→ **EXTRACT**:
********************
A security engineer is implementing a server-side TLS configuration that provides forward secrecy and authenticated encryption with associated data. Which of the following algorithms, when combined into a cipher suite, will meet these requirements? (Choose three.)
To achieve forward secrecy and authenticated encryption with associated data in a server-side TLS configuration, the following algorithms should be combined into a cipher suite: GCM (Galois/Counter Mode) provides authenticated encryption with associated data, AES (Advanced Encryption Standard) is a strong and widely used symmetric encryption standard often used in conjunction with GCM for AEAD, and DH (Diffie-Hellman) enables secure key exchange to ensure forward secrecy. These selections collectively meet the requirements for both forward secrecy and AEAD.
Forward secrecy is a feature that ensures that encrypted communications are secure even if the private keys are compromised in the future. Authenticated encryption with associated data (AEAD) is a mode of encryption that provides confidentiality, integrity, and authenticity. GCM (Galois/Counter Mode) is a block cipher mode that provides AEAD encryption, authenticity, and integrity. AES (Advanced Encryption Standard) is a symmetric block cipher algorithm used in GCM mode for providing encryption. ECDSA (Elliptic Curve Digital Signature Algorithm) is a public-key cryptographic algorithm used to provide authentication.
Answer is C,D,G
While ECDSA (Elliptic Curve Digital Signature Algorithm) is important for digital signatures and ensuring data integrity and authenticity, it does not contribute to forward secrecy. Therefore, for the specific requirement of forward secrecy and AEAD, DH (or its elliptic curve variant ECDHE) is the appropriate choice.
ECDSA (Elliptic Curve Digital Signature Algorithm): Provides efficient and secure digital signatures, which are crucial for server authentication. GCM (Galois/Counter Mode): Provides authenticated encryption with associated data (AEAD). AES (Advanced Encryption Standard): A widely used and strong encryption standard.
********************
→ **RECORDS SHOWN**:

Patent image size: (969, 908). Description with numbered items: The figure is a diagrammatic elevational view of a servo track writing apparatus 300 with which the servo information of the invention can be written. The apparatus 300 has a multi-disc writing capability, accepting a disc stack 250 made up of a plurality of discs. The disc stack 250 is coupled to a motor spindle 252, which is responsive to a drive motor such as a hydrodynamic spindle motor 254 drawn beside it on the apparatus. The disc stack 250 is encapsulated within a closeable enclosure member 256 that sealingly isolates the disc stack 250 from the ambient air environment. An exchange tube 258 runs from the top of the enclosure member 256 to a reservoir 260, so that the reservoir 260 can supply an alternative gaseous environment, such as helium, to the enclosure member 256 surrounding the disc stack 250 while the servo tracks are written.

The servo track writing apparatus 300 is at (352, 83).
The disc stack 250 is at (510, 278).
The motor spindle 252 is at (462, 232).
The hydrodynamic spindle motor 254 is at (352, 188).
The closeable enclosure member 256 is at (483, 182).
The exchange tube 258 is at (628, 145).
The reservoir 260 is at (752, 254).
********************
→ **WRITTEN REQUEST 1**: Turn the listing on the servo track writing apparatus into a numbered list, leaving out blank lines.
→ **WRITTEN REQUEST 2**: Write what comes next in the TLS cipher suite discussion, picking up after its last post.

→ **FINAL ANSWER 1**:
1. Patent image size: (969, 908). Description with numbered items: The figure is a diagrammatic elevational view of a servo track writing apparatus 300 with which the servo information of the invention can be written. The apparatus 300 has a multi-disc writing capability, accepting a disc stack 250 made up of a plurality of discs. The disc stack 250 is coupled to a motor spindle 252, which is responsive to a drive motor such as a hydrodynamic spindle motor 254 drawn beside it on the apparatus. The disc stack 250 is encapsulated within a closeable enclosure member 256 that sealingly isolates the disc stack 250 from the ambient air environment. An exchange tube 258 runs from the top of the enclosure member 256 to a reservoir 260, so that the reservoir 260 can supply an alternative gaseous environment, such as helium, to the enclosure member 256 surrounding the disc stack 250 while the servo tracks are written.
2. The servo track writing apparatus 300 is at (352, 83).
3. The disc stack 250 is at (510, 278).
4. The motor spindle 252 is at (462, 232).
5. The hydrodynamic spindle motor 254 is at (352, 188).
6. The closeable enclosure member 256 is at (483, 182).
7. The exchange tube 258 is at (628, 145).
8. The reservoir 260 is at (752, 254).

→ **FINAL ANSWER 2**:
Sorry, ECDSA does not has DH.
CDG, Diffie-Hellman is in ECDSA.
To achieve forward secrecy and authenticated encryption with associated data (AEAD), the security engineer should choose the following algorithms: C. GCM (Galois/Counter Mode): GCM provides authenticated encryption with associated data (AEAD) and is widely used for its efficiency and security. D. AES (Advanced Encryption Standard): AES is a symmetric encryption algorithm commonly used in conjunction with GCM for AEAD. G. ECDSA (Elliptic Curve Digital Signature Algorithm): ECDSA is commonly used for digital signatures in TLS, providing authentication and integrity.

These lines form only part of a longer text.